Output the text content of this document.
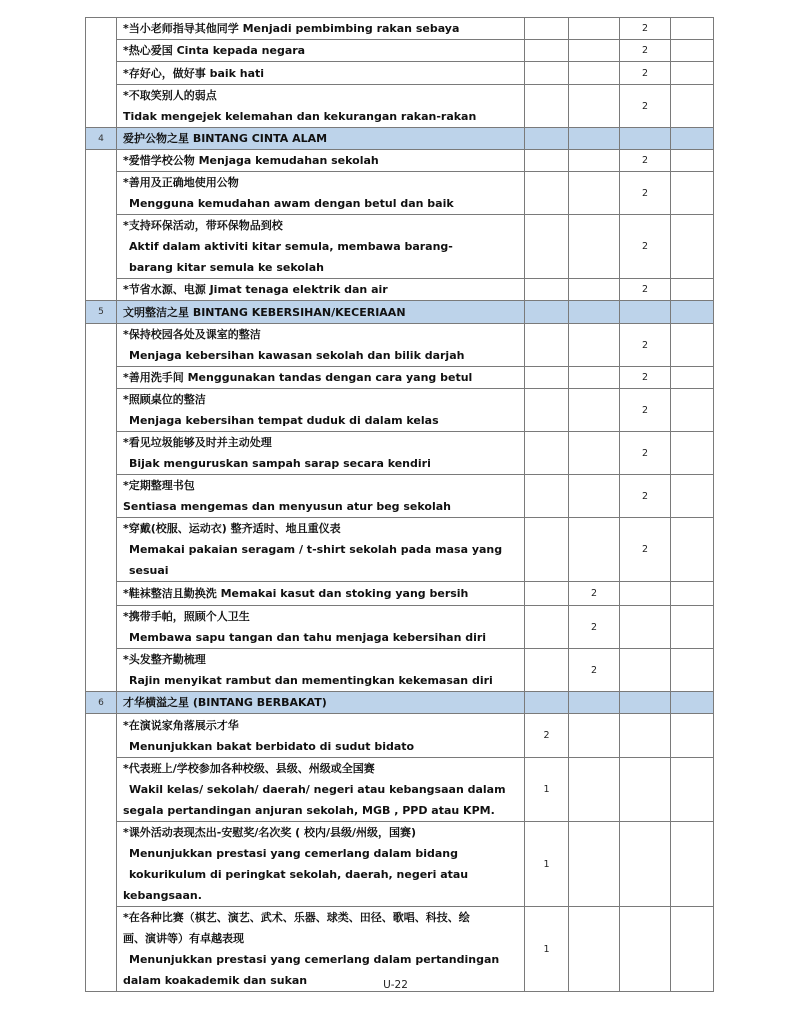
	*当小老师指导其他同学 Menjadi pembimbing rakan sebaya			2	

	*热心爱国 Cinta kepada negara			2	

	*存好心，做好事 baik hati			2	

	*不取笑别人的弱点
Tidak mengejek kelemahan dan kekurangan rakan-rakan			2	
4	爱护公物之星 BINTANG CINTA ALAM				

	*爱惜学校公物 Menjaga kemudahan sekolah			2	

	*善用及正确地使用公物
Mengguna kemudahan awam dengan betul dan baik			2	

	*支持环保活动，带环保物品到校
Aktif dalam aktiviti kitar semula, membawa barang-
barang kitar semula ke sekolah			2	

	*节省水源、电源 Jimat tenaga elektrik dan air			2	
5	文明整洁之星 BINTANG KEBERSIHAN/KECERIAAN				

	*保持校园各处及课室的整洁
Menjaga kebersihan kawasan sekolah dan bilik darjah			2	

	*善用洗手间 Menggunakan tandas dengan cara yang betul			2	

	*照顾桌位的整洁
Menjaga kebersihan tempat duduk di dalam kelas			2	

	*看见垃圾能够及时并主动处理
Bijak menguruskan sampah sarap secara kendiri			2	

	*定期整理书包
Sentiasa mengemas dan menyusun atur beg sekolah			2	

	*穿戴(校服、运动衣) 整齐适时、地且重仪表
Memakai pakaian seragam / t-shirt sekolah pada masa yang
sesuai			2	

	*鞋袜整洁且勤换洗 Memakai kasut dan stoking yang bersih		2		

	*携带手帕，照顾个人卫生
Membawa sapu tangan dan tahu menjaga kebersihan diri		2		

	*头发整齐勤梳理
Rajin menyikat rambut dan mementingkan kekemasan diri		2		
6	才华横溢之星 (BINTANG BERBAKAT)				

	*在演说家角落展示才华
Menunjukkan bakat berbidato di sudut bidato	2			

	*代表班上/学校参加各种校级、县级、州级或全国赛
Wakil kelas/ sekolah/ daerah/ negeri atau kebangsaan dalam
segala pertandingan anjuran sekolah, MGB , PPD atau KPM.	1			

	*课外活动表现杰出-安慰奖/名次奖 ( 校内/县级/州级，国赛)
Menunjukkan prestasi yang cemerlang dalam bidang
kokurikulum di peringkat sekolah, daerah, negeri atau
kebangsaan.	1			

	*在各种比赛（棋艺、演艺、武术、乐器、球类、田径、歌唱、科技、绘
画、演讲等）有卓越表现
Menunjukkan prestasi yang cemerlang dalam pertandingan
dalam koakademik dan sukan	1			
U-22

→ BRIEF:
Transcribe every line in the entries above, taking out only the images.

→ OUTPUT OF THE TASK:
Output the text content of this document.
	*当小老师指导其他同学 Menjadi pembimbing rakan sebaya			2	

	*热心爱国 Cinta kepada negara			2	

	*存好心，做好事 baik hati			2	

	*不取笑别人的弱点
Tidak mengejek kelemahan dan kekurangan rakan-rakan			2	
4	爱护公物之星 BINTANG CINTA ALAM				

	*爱惜学校公物 Menjaga kemudahan sekolah			2	

	*善用及正确地使用公物
Mengguna kemudahan awam dengan betul dan baik			2	

	*支持环保活动，带环保物品到校
Aktif dalam aktiviti kitar semula, membawa barang-
barang kitar semula ke sekolah			2	

	*节省水源、电源 Jimat tenaga elektrik dan air			2	
5	文明整洁之星 BINTANG KEBERSIHAN/KECERIAAN				

	*保持校园各处及课室的整洁
Menjaga kebersihan kawasan sekolah dan bilik darjah			2	

	*善用洗手间 Menggunakan tandas dengan cara yang betul			2	

	*照顾桌位的整洁
Menjaga kebersihan tempat duduk di dalam kelas			2	

	*看见垃圾能够及时并主动处理
Bijak menguruskan sampah sarap secara kendiri			2	

	*定期整理书包
Sentiasa mengemas dan menyusun atur beg sekolah			2	

	*穿戴(校服、运动衣) 整齐适时、地且重仪表
Memakai pakaian seragam / t-shirt sekolah pada masa yang
sesuai			2	

	*鞋袜整洁且勤换洗 Memakai kasut dan stoking yang bersih		2		

	*携带手帕，照顾个人卫生
Membawa sapu tangan dan tahu menjaga kebersihan diri		2		

	*头发整齐勤梳理
Rajin menyikat rambut dan mementingkan kekemasan diri		2		
6	才华横溢之星 (BINTANG BERBAKAT)				

	*在演说家角落展示才华
Menunjukkan bakat berbidato di sudut bidato	2			

	*代表班上/学校参加各种校级、县级、州级或全国赛
Wakil kelas/ sekolah/ daerah/ negeri atau kebangsaan dalam
segala pertandingan anjuran sekolah, MGB , PPD atau KPM.	1			

	*课外活动表现杰出-安慰奖/名次奖 ( 校内/县级/州级，国赛)
Menunjukkan prestasi yang cemerlang dalam bidang
kokurikulum di peringkat sekolah, daerah, negeri atau
kebangsaan.	1			

	*在各种比赛（棋艺、演艺、武术、乐器、球类、田径、歌唱、科技、绘
画、演讲等）有卓越表现
Menunjukkan prestasi yang cemerlang dalam pertandingan
dalam koakademik dan sukan	1			
U-22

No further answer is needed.